=== THE RECORDS ===

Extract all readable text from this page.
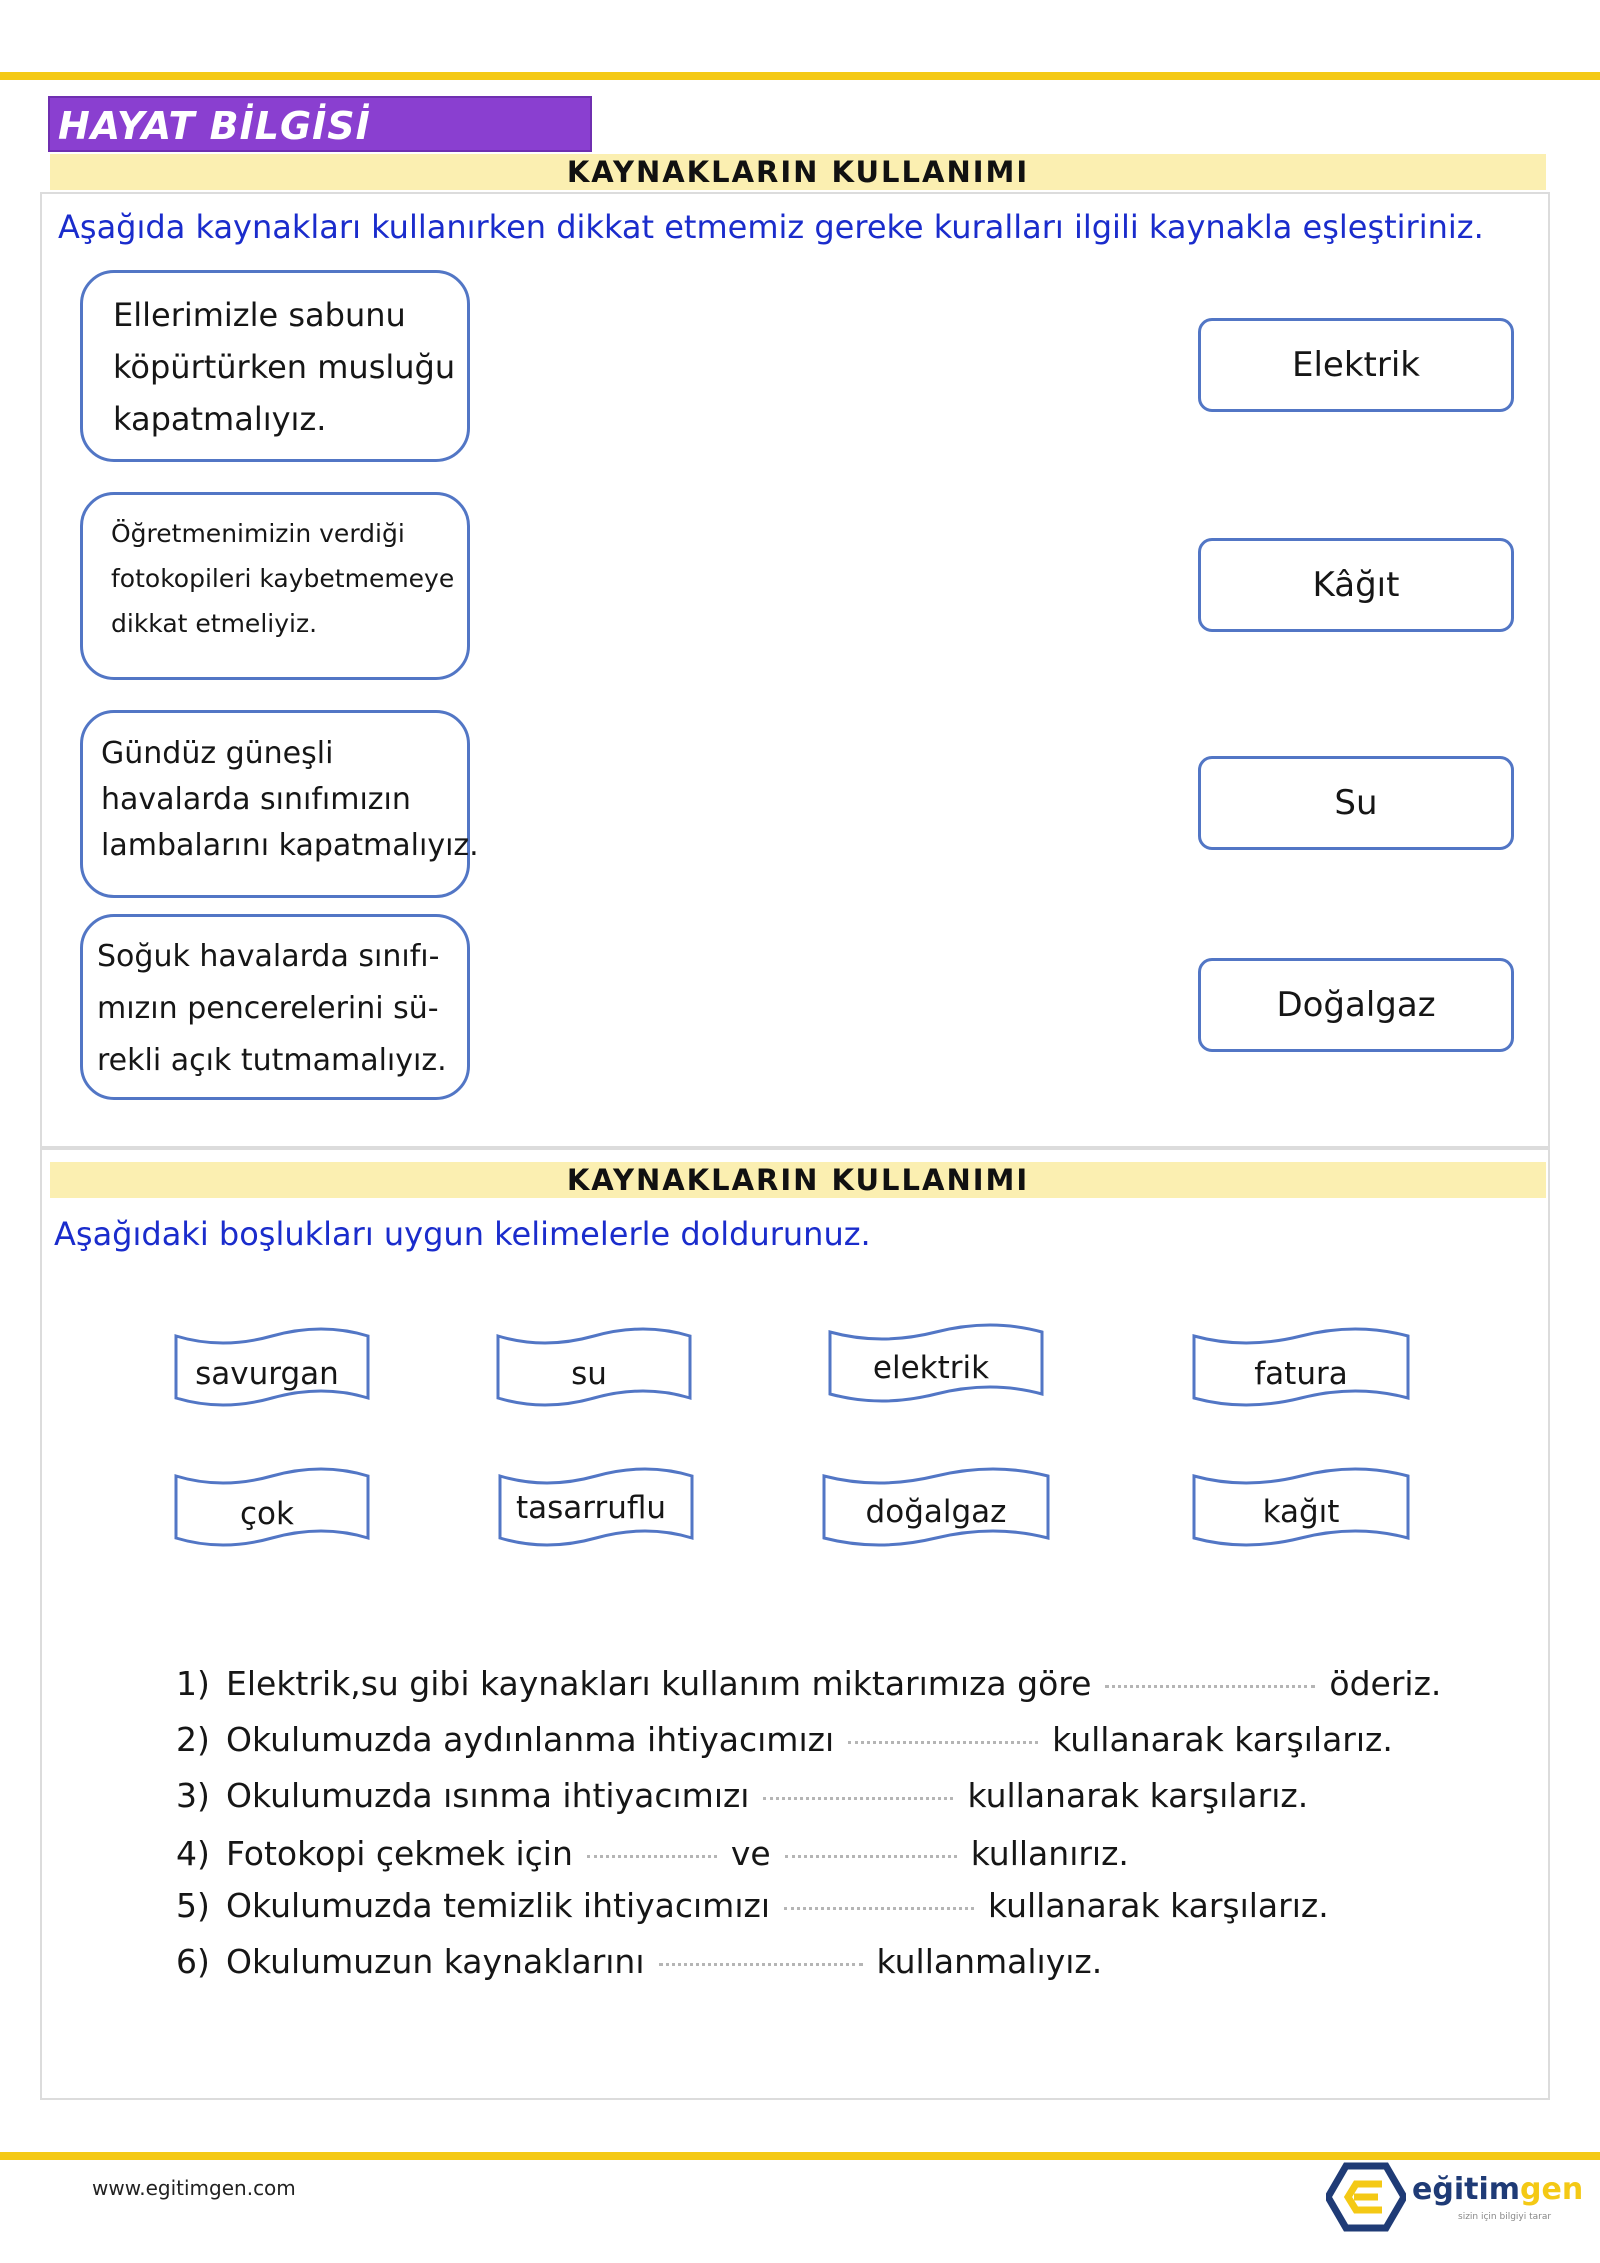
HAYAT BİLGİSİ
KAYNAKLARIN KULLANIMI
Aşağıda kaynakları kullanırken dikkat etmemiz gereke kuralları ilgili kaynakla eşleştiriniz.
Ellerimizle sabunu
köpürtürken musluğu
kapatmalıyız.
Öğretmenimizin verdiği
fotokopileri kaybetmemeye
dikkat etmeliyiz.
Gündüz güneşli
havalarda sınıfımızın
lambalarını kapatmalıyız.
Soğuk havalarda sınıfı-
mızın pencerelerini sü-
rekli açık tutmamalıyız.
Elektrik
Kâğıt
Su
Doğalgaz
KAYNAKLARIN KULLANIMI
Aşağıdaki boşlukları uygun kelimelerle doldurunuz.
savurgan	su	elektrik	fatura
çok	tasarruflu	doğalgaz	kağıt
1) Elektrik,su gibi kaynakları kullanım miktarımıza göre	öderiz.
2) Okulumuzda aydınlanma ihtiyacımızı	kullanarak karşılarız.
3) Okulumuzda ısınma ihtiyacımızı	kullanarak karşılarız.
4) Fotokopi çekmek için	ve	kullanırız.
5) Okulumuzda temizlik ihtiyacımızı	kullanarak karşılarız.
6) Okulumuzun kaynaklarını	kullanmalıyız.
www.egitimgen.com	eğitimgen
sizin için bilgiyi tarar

===
=== THE RECORDS ===

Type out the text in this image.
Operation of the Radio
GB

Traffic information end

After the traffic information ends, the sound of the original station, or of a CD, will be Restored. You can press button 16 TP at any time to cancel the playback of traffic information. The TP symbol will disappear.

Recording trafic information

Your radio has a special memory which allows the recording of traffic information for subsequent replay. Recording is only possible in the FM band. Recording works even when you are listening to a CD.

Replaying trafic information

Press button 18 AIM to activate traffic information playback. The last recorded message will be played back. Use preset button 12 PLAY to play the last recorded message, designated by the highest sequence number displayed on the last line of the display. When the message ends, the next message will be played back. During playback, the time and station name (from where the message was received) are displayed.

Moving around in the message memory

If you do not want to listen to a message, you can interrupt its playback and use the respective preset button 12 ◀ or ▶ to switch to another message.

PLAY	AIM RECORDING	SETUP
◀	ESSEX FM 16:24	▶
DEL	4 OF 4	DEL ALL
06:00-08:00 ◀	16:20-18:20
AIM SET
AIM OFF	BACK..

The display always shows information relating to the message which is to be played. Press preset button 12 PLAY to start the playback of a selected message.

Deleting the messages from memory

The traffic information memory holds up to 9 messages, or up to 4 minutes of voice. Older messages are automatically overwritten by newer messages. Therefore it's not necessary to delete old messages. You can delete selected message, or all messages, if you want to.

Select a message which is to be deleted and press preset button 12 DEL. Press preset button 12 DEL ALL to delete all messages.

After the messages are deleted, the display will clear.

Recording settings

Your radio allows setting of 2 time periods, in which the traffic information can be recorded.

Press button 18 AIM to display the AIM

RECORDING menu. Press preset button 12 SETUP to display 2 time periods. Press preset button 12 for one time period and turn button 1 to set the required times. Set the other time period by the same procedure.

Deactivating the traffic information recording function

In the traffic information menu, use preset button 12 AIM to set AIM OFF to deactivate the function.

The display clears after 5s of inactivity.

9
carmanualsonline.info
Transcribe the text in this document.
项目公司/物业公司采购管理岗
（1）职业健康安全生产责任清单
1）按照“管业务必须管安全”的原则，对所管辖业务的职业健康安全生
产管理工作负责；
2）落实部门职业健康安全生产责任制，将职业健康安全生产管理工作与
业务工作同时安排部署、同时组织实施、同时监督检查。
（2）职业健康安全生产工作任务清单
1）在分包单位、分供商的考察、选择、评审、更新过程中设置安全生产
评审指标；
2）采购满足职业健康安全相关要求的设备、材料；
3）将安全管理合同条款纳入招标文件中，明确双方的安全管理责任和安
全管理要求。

===
=== THE RECORDS ===

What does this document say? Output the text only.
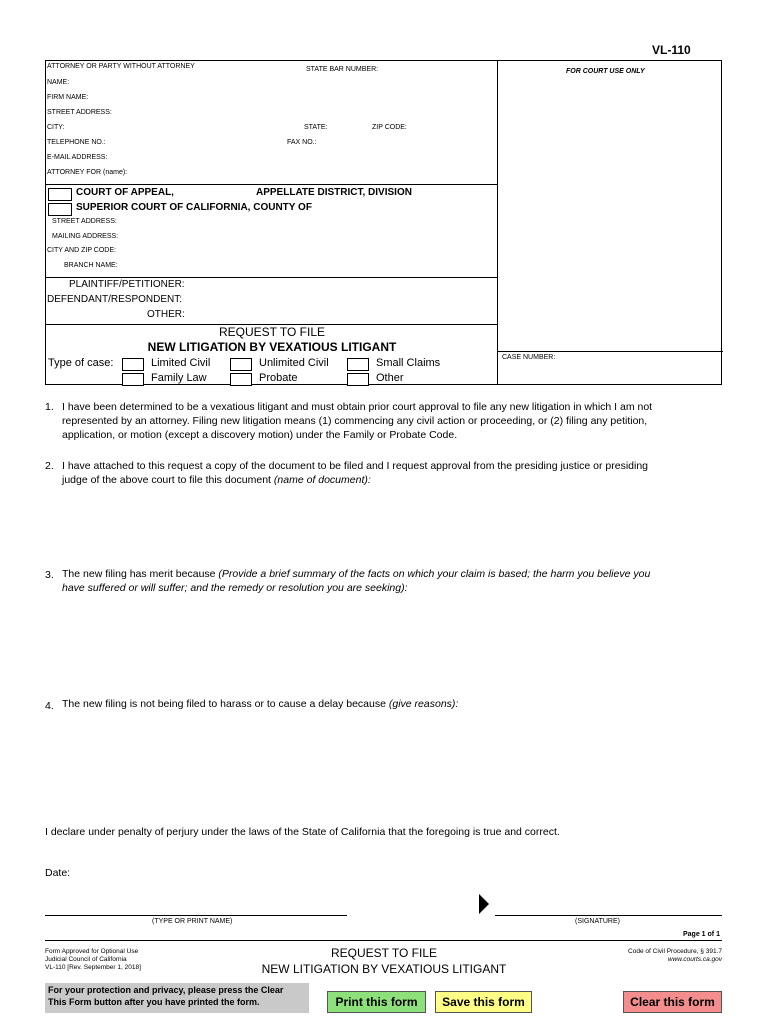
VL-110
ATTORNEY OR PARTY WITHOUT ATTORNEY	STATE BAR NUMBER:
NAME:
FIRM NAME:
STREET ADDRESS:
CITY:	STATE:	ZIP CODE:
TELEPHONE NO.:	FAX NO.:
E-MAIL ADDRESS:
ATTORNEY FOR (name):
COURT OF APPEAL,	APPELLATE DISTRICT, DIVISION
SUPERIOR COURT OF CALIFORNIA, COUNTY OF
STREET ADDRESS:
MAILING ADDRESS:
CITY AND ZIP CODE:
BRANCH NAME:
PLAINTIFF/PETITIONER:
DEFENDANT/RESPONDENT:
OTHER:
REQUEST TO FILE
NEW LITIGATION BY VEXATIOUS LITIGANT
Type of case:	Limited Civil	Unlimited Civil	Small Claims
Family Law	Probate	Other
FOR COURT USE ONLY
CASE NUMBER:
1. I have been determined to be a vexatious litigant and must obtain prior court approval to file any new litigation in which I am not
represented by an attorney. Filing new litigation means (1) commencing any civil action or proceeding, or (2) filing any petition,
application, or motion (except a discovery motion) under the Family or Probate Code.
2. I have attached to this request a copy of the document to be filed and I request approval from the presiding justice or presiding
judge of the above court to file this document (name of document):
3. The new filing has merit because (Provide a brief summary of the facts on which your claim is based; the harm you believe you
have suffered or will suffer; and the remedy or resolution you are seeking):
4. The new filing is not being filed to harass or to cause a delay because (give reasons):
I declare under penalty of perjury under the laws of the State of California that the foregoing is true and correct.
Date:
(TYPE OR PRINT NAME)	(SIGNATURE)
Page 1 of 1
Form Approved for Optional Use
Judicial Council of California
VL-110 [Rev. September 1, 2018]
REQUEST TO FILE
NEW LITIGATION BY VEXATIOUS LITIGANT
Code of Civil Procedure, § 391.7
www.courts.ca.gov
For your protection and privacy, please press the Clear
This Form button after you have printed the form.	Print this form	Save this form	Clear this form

===

■ **TASK**
Return nothing except the number of lines that include the string "karşılarız".

■ **SOLUTION TO THIS TASK**
3